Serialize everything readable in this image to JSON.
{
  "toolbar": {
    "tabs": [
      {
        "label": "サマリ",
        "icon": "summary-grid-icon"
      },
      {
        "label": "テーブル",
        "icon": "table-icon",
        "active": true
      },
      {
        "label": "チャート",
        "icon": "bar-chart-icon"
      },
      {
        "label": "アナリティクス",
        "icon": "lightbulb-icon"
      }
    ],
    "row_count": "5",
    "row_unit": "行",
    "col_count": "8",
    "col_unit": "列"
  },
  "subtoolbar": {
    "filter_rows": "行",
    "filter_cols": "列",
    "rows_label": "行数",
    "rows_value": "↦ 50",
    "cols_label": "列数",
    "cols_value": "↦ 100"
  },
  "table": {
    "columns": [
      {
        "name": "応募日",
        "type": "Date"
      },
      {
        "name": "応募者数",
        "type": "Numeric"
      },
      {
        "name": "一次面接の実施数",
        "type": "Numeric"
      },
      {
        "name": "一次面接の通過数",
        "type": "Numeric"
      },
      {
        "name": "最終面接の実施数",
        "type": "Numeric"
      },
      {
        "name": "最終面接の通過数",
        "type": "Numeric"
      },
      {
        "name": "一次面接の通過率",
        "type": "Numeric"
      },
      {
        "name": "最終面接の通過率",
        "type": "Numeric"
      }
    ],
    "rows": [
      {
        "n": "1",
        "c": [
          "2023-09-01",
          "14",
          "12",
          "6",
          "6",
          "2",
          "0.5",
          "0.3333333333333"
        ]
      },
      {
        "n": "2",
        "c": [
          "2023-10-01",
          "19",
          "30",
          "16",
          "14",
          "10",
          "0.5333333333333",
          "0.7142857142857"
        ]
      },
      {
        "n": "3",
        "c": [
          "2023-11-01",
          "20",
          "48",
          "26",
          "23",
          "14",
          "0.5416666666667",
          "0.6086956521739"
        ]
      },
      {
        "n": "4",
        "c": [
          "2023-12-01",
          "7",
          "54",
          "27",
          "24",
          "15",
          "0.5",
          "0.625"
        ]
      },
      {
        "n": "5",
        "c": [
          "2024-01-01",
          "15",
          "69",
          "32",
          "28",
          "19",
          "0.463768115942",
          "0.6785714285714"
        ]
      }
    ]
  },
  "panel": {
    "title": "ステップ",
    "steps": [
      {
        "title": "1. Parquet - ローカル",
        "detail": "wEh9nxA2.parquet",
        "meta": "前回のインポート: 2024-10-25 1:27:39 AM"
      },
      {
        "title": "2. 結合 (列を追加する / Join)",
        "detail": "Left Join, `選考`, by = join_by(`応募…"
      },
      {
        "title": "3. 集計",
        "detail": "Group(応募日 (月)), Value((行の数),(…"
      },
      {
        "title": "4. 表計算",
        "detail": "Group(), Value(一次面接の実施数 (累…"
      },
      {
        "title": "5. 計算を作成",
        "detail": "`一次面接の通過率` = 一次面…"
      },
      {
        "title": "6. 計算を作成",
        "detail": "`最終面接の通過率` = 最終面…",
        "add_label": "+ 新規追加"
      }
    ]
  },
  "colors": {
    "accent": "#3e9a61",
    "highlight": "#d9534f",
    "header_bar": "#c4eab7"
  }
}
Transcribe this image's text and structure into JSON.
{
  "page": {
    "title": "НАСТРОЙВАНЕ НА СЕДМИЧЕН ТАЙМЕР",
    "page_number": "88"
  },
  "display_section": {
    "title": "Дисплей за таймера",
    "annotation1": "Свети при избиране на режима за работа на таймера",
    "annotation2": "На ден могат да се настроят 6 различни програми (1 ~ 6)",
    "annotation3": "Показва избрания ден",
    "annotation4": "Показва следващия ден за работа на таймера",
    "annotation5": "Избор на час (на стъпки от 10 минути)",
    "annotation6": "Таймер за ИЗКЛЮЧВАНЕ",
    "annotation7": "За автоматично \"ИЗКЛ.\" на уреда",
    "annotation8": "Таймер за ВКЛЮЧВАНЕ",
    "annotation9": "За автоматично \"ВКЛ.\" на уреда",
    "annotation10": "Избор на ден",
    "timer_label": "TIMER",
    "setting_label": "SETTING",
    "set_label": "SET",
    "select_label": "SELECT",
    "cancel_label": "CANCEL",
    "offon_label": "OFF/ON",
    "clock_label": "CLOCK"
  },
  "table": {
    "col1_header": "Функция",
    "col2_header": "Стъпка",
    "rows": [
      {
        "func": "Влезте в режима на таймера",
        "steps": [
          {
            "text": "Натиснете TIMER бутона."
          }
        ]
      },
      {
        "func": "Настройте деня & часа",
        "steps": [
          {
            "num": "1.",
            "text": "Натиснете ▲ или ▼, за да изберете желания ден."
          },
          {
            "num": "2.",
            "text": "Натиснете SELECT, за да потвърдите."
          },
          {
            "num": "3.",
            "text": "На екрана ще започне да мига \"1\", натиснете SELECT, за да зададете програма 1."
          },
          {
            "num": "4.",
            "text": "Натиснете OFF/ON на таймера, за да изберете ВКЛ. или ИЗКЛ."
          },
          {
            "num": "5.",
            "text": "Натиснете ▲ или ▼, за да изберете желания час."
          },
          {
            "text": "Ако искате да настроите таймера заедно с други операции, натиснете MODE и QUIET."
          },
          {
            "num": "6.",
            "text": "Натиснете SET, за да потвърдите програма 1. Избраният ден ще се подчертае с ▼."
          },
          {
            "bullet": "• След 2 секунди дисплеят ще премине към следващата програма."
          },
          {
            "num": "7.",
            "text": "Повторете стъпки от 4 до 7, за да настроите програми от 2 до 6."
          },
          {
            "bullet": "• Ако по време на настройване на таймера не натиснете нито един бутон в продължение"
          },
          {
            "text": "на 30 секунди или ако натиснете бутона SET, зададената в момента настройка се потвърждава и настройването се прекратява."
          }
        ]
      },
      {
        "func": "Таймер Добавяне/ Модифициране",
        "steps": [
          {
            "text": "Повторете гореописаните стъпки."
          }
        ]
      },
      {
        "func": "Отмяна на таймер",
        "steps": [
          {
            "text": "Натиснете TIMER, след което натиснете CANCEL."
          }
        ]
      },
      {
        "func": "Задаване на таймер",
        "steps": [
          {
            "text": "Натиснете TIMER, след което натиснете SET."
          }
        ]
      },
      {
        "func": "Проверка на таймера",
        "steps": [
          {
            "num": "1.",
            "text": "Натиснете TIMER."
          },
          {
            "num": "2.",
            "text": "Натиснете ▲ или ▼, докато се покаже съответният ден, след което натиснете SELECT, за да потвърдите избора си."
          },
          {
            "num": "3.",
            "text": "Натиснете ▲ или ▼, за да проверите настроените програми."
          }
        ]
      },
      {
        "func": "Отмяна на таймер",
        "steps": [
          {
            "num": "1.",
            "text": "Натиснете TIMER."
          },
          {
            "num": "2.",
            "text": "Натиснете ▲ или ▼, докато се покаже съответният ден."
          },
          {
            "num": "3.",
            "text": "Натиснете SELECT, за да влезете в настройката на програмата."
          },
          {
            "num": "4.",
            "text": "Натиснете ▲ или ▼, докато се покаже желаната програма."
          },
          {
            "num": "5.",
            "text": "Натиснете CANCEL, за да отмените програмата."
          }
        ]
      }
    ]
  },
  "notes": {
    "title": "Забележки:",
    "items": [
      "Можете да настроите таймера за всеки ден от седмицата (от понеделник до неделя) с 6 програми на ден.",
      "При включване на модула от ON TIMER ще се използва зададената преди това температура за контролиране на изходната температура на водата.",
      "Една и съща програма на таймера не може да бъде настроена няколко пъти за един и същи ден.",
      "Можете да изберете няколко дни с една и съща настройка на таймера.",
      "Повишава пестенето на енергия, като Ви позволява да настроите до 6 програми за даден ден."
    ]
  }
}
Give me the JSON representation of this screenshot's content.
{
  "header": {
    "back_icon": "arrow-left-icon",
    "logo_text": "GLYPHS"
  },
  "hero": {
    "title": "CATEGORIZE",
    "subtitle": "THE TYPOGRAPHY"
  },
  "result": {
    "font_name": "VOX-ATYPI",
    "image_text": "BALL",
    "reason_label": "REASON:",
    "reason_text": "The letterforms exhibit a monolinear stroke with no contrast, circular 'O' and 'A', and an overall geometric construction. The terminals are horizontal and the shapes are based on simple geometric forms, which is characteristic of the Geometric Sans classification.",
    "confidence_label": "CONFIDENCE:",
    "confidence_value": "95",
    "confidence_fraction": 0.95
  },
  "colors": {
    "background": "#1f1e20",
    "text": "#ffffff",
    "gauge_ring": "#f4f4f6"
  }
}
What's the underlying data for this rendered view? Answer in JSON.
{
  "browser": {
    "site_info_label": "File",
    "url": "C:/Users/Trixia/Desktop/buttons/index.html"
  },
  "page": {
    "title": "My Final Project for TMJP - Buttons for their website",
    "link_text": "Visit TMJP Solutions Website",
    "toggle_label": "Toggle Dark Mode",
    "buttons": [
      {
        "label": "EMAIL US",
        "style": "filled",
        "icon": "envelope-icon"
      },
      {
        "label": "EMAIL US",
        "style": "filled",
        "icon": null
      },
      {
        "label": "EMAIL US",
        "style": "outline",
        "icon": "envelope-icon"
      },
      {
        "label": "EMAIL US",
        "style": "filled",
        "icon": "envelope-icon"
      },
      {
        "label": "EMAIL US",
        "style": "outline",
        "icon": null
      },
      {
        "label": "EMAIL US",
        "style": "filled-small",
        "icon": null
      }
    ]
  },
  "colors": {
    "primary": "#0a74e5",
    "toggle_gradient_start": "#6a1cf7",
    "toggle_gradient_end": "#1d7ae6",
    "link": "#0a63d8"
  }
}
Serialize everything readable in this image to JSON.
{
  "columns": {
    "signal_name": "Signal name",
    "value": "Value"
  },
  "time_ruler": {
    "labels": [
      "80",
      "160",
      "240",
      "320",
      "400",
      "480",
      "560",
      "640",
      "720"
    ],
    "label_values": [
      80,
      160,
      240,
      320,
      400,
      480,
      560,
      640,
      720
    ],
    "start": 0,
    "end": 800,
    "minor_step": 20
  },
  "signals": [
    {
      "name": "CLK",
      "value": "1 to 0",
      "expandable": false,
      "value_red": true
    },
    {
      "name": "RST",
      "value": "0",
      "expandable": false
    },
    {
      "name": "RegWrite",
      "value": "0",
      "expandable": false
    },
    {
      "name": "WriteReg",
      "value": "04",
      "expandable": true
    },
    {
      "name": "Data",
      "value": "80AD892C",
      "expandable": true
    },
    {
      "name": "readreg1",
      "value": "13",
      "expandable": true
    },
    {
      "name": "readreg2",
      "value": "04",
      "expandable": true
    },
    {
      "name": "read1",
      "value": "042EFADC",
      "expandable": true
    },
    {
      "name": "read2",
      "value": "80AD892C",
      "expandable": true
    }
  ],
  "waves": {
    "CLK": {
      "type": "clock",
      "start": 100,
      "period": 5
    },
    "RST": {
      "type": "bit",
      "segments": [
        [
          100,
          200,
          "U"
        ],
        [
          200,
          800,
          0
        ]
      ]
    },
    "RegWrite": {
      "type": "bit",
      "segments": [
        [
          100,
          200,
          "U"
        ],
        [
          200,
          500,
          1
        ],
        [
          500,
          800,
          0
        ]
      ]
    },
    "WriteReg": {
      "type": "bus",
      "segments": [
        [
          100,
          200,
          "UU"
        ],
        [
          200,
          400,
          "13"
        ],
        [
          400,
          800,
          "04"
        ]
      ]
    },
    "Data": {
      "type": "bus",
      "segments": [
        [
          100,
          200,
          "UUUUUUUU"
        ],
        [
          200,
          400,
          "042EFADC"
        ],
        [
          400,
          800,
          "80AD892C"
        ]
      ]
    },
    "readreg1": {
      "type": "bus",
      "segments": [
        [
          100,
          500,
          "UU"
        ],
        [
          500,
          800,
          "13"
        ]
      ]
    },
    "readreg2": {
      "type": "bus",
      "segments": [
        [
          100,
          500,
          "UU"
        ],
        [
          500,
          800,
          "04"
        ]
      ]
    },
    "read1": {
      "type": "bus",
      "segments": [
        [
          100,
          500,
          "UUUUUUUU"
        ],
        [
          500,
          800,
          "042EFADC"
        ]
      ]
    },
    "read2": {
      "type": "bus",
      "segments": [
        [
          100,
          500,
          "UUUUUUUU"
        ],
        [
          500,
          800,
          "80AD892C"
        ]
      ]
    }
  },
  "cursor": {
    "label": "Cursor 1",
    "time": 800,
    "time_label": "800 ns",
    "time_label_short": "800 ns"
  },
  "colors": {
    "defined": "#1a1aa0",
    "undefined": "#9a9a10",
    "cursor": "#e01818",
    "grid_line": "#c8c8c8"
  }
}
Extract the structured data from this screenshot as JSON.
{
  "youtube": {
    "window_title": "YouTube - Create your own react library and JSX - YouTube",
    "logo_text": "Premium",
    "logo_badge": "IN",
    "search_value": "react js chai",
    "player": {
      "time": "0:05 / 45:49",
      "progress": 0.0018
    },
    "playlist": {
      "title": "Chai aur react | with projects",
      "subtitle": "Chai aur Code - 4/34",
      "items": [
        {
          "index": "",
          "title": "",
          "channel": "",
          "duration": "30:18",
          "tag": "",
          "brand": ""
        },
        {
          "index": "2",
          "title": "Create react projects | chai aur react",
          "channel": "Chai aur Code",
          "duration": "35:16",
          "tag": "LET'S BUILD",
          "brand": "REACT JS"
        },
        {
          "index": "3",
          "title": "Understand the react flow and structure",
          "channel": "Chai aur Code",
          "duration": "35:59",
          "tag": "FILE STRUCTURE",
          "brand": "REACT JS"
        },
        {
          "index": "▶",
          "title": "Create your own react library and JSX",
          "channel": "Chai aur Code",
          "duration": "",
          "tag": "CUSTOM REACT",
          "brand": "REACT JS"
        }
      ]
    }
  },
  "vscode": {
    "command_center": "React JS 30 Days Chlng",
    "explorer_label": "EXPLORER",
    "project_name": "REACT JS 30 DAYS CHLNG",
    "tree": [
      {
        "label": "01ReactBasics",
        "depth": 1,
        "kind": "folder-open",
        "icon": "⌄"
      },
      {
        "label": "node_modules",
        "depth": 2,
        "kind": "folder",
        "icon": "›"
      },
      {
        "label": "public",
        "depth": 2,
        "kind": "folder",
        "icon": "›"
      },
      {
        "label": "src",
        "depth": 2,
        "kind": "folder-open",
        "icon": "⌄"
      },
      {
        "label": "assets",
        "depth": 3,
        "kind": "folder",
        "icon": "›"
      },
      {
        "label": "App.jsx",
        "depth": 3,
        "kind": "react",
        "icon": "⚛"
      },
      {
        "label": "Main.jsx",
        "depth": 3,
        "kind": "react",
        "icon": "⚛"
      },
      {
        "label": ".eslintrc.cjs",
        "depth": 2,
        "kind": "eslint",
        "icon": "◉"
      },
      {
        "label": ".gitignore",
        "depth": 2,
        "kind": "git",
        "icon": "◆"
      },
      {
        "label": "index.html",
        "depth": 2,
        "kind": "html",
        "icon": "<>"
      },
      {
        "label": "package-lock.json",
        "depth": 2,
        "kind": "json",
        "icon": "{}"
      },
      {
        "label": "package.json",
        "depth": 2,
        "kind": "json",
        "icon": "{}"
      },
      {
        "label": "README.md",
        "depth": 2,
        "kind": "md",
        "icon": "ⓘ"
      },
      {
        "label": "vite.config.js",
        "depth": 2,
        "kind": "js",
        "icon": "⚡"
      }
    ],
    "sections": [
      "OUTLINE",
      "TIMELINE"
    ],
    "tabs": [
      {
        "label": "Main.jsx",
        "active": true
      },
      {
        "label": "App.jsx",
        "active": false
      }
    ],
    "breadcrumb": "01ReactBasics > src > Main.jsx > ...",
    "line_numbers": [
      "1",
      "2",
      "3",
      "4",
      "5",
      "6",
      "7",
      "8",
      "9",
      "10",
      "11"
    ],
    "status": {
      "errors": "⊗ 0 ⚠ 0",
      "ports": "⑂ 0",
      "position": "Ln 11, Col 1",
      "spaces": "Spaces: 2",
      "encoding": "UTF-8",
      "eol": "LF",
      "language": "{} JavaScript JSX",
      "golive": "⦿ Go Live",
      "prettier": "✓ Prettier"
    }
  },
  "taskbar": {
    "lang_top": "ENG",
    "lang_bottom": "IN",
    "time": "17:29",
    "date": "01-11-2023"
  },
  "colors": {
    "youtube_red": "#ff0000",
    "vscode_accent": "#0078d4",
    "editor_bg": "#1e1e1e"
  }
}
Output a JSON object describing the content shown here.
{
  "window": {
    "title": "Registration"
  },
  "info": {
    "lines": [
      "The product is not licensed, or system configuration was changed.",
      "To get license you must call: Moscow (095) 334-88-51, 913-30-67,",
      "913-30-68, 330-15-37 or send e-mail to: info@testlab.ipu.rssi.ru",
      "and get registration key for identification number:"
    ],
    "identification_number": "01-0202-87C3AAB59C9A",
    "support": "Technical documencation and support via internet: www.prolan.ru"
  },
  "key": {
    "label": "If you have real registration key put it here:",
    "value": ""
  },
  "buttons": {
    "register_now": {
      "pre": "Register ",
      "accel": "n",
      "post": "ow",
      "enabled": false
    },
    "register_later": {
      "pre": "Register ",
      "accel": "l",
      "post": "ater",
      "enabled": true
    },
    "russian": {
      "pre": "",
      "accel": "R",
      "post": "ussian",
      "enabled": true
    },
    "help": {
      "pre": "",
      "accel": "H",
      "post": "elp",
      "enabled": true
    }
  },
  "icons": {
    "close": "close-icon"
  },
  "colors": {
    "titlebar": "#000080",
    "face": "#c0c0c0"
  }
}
-=-=-=-=-
Copy down every line of the material above that includes the string "Group".

        "detail": "Group(応募日 (月)), Value((行の数),(…"
        "detail": "Group(), Value(一次面接の実施数 (累…"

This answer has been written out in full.